* GIVEN ENTRIES
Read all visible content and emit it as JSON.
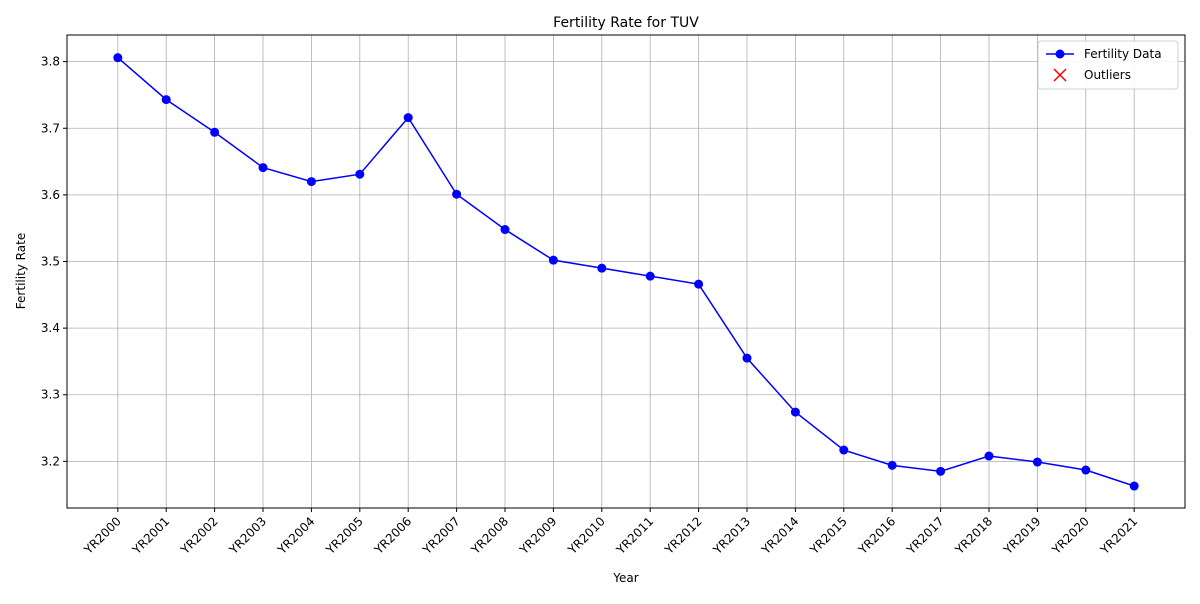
{
  "chart_data": {
    "type": "line",
    "title": "Fertility Rate for TUV",
    "xlabel": "Year",
    "ylabel": "Fertility Rate",
    "categories": [
      "YR2000",
      "YR2001",
      "YR2002",
      "YR2003",
      "YR2004",
      "YR2005",
      "YR2006",
      "YR2007",
      "YR2008",
      "YR2009",
      "YR2010",
      "YR2011",
      "YR2012",
      "YR2013",
      "YR2014",
      "YR2015",
      "YR2016",
      "YR2017",
      "YR2018",
      "YR2019",
      "YR2020",
      "YR2021"
    ],
    "series": [
      {
        "name": "Fertility Data",
        "color": "#0000ff",
        "marker": "o",
        "values": [
          3.806,
          3.743,
          3.694,
          3.641,
          3.62,
          3.631,
          3.716,
          3.601,
          3.548,
          3.502,
          3.49,
          3.478,
          3.466,
          3.355,
          3.274,
          3.217,
          3.194,
          3.185,
          3.208,
          3.199,
          3.187,
          3.163
        ]
      },
      {
        "name": "Outliers",
        "color": "#ff0000",
        "marker": "x",
        "values": [
          null,
          null,
          null,
          null,
          null,
          null,
          null,
          null,
          null,
          null,
          null,
          null,
          null,
          null,
          null,
          null,
          null,
          null,
          null,
          null,
          null,
          null
        ]
      }
    ],
    "ylim": [
      3.13,
      3.84
    ],
    "yticks": [
      3.2,
      3.3,
      3.4,
      3.5,
      3.6,
      3.7,
      3.8
    ],
    "grid": true,
    "legend": "upper right"
  }
}
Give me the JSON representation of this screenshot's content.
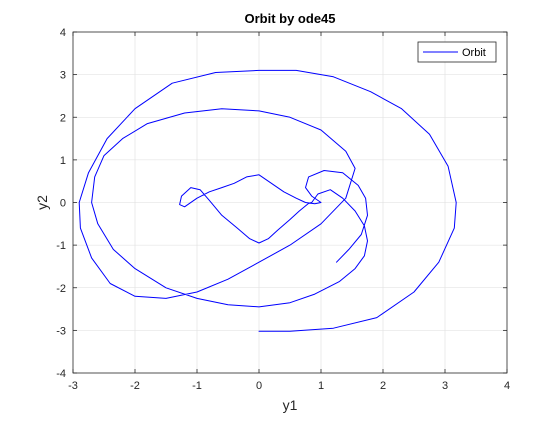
{
  "chart_data": {
    "type": "line",
    "title": "Orbit by ode45",
    "xlabel": "y1",
    "ylabel": "y2",
    "xlim": [
      -3,
      4
    ],
    "ylim": [
      -4,
      4
    ],
    "xticks": [
      -3,
      -2,
      -1,
      0,
      1,
      2,
      3,
      4
    ],
    "yticks": [
      -4,
      -3,
      -2,
      -1,
      0,
      1,
      2,
      3,
      4
    ],
    "grid": true,
    "legend": {
      "position": "top-right",
      "entries": [
        "Orbit"
      ]
    },
    "series": [
      {
        "name": "Orbit",
        "color": "#0000ff",
        "x": [
          1.25,
          1.45,
          1.65,
          1.75,
          1.72,
          1.6,
          1.35,
          1.05,
          0.8,
          0.75,
          0.85,
          1.0,
          0.9,
          0.75,
          0.6,
          0.4,
          0.2,
          0.0,
          -0.2,
          -0.4,
          -0.6,
          -0.8,
          -1.0,
          -1.2,
          -1.28,
          -1.25,
          -1.1,
          -0.95,
          -0.8,
          -0.6,
          -0.35,
          -0.15,
          0.0,
          0.15,
          0.3,
          0.5,
          0.65,
          0.8,
          0.85,
          0.95,
          1.15,
          1.35,
          1.55,
          1.7,
          1.75,
          1.7,
          1.55,
          1.3,
          0.9,
          0.5,
          0.0,
          -0.5,
          -1.0,
          -1.5,
          -2.0,
          -2.35,
          -2.6,
          -2.7,
          -2.65,
          -2.5,
          -2.2,
          -1.8,
          -1.2,
          -0.6,
          0.0,
          0.5,
          1.0,
          1.4,
          1.55,
          1.4,
          1.0,
          0.5,
          0.0,
          -0.5,
          -1.0,
          -1.5,
          -2.0,
          -2.4,
          -2.7,
          -2.88,
          -2.9,
          -2.75,
          -2.45,
          -2.0,
          -1.4,
          -0.7,
          0.0,
          0.6,
          1.2,
          1.8,
          2.3,
          2.75,
          3.05,
          3.18,
          3.15,
          2.9,
          2.5,
          1.9,
          1.2,
          0.5,
          0.0
        ],
        "y": [
          -1.4,
          -1.1,
          -0.75,
          -0.3,
          0.1,
          0.4,
          0.7,
          0.75,
          0.6,
          0.35,
          0.15,
          0.0,
          -0.03,
          0.0,
          0.1,
          0.25,
          0.45,
          0.65,
          0.6,
          0.45,
          0.35,
          0.25,
          0.1,
          -0.1,
          -0.05,
          0.15,
          0.35,
          0.3,
          0.05,
          -0.3,
          -0.6,
          -0.85,
          -0.95,
          -0.85,
          -0.65,
          -0.4,
          -0.2,
          -0.02,
          0.0,
          0.2,
          0.3,
          0.1,
          -0.2,
          -0.55,
          -0.9,
          -1.25,
          -1.55,
          -1.85,
          -2.15,
          -2.35,
          -2.45,
          -2.4,
          -2.25,
          -2.0,
          -1.55,
          -1.1,
          -0.5,
          0.0,
          0.6,
          1.1,
          1.5,
          1.85,
          2.1,
          2.2,
          2.15,
          2.0,
          1.7,
          1.2,
          0.8,
          0.1,
          -0.5,
          -1.0,
          -1.4,
          -1.8,
          -2.1,
          -2.25,
          -2.2,
          -1.9,
          -1.3,
          -0.6,
          0.0,
          0.7,
          1.5,
          2.2,
          2.8,
          3.05,
          3.1,
          3.1,
          2.95,
          2.6,
          2.2,
          1.6,
          0.85,
          0.0,
          -0.6,
          -1.4,
          -2.1,
          -2.7,
          -2.95,
          -3.02,
          -3.02
        ]
      }
    ]
  }
}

* TASK INSTRUCTIONS
Find the lines with the string "Fertility" and reproduce them.

* ANSWER TO THIS EXERCISE
    "title": "Fertility Rate for TUV",
    "ylabel": "Fertility Rate",
        "name": "Fertility Data",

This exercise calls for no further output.